Directive —
Look through the records below, count the lines with the word "solutions", and reply with only the number.

[Extracted records]
__________

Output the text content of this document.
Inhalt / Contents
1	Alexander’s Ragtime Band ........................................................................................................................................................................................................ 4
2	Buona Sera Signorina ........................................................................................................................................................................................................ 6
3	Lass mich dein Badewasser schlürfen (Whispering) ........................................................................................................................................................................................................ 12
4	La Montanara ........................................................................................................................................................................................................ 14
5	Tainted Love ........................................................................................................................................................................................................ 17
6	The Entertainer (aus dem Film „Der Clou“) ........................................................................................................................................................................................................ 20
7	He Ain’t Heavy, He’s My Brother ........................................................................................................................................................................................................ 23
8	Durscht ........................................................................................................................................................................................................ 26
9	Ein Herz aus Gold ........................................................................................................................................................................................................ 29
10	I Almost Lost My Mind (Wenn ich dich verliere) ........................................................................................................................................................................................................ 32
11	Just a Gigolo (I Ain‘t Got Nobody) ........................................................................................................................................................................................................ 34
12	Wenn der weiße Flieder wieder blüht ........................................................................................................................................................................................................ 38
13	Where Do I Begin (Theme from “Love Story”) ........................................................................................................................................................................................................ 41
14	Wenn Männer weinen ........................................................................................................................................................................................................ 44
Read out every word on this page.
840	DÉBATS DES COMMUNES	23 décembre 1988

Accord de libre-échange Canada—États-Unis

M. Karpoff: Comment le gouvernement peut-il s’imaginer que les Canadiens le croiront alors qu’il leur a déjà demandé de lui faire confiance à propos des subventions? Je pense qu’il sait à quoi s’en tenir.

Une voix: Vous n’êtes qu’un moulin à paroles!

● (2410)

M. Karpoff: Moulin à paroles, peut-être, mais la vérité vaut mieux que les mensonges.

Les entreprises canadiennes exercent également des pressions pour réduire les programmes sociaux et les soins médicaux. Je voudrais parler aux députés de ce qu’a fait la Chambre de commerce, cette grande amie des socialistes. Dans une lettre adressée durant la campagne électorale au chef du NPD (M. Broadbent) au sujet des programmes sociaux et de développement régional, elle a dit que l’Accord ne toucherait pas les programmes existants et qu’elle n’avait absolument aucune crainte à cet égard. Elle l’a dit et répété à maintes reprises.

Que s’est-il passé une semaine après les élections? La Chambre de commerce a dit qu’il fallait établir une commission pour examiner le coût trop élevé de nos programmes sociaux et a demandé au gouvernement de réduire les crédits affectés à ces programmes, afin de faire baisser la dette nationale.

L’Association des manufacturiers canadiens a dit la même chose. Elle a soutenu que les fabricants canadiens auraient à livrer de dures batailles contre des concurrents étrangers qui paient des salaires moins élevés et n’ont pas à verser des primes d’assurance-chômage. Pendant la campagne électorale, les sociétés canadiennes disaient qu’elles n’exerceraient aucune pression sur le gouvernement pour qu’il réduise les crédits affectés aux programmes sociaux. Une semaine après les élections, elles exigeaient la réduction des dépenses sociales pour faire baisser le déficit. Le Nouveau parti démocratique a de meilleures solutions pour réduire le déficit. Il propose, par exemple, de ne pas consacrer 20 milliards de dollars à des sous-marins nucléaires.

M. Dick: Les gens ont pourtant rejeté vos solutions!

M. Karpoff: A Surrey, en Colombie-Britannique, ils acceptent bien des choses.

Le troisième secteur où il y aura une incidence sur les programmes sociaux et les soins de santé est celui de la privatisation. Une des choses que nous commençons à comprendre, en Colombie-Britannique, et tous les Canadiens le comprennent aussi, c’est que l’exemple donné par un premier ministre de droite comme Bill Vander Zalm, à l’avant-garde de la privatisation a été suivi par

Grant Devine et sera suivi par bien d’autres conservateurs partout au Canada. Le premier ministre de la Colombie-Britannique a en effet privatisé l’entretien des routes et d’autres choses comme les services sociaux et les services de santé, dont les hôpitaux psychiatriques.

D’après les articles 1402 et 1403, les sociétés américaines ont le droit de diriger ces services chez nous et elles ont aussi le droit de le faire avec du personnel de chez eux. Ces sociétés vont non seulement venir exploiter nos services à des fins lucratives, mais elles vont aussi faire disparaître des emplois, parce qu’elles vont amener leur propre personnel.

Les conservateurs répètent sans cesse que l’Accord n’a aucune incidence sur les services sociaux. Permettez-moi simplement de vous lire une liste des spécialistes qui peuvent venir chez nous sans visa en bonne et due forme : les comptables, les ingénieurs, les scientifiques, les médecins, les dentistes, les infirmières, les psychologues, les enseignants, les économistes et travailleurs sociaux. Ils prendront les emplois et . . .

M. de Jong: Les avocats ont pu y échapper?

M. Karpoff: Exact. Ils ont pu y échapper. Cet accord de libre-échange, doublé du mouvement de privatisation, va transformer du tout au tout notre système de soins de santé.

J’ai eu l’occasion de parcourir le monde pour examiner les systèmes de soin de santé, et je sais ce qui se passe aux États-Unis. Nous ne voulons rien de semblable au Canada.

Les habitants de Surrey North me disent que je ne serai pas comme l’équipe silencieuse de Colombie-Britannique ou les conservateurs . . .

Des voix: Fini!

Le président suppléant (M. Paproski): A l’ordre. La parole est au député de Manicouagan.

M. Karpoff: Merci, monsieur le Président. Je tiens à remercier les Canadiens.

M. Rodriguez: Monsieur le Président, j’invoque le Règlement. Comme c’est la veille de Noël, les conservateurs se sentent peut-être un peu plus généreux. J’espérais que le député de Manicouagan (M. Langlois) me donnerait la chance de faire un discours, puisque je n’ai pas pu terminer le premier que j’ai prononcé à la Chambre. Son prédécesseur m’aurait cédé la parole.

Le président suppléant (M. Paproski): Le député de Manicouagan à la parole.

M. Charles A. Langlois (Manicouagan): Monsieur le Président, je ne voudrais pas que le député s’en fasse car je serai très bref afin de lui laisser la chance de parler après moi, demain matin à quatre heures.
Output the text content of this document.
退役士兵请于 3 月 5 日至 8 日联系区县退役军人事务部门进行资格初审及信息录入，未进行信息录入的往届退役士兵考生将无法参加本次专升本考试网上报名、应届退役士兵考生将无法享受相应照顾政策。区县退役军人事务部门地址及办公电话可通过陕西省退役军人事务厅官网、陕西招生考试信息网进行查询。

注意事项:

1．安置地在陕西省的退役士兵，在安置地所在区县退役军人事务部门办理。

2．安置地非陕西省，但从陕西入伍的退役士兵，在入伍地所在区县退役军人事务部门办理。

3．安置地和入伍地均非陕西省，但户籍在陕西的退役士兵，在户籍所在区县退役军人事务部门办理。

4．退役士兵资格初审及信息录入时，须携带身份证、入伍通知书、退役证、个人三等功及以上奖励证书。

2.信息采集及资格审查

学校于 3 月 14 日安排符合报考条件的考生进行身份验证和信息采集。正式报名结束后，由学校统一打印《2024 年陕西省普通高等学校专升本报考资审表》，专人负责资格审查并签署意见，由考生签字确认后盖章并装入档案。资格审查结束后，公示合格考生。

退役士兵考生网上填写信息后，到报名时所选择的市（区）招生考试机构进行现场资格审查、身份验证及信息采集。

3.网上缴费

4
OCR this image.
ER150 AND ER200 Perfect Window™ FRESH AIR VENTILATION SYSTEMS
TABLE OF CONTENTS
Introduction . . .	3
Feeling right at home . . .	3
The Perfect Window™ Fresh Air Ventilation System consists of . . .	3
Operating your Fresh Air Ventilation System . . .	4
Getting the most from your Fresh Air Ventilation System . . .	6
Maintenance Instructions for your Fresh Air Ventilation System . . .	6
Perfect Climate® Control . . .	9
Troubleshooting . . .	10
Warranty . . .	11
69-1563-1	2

__________

Expected answer —
2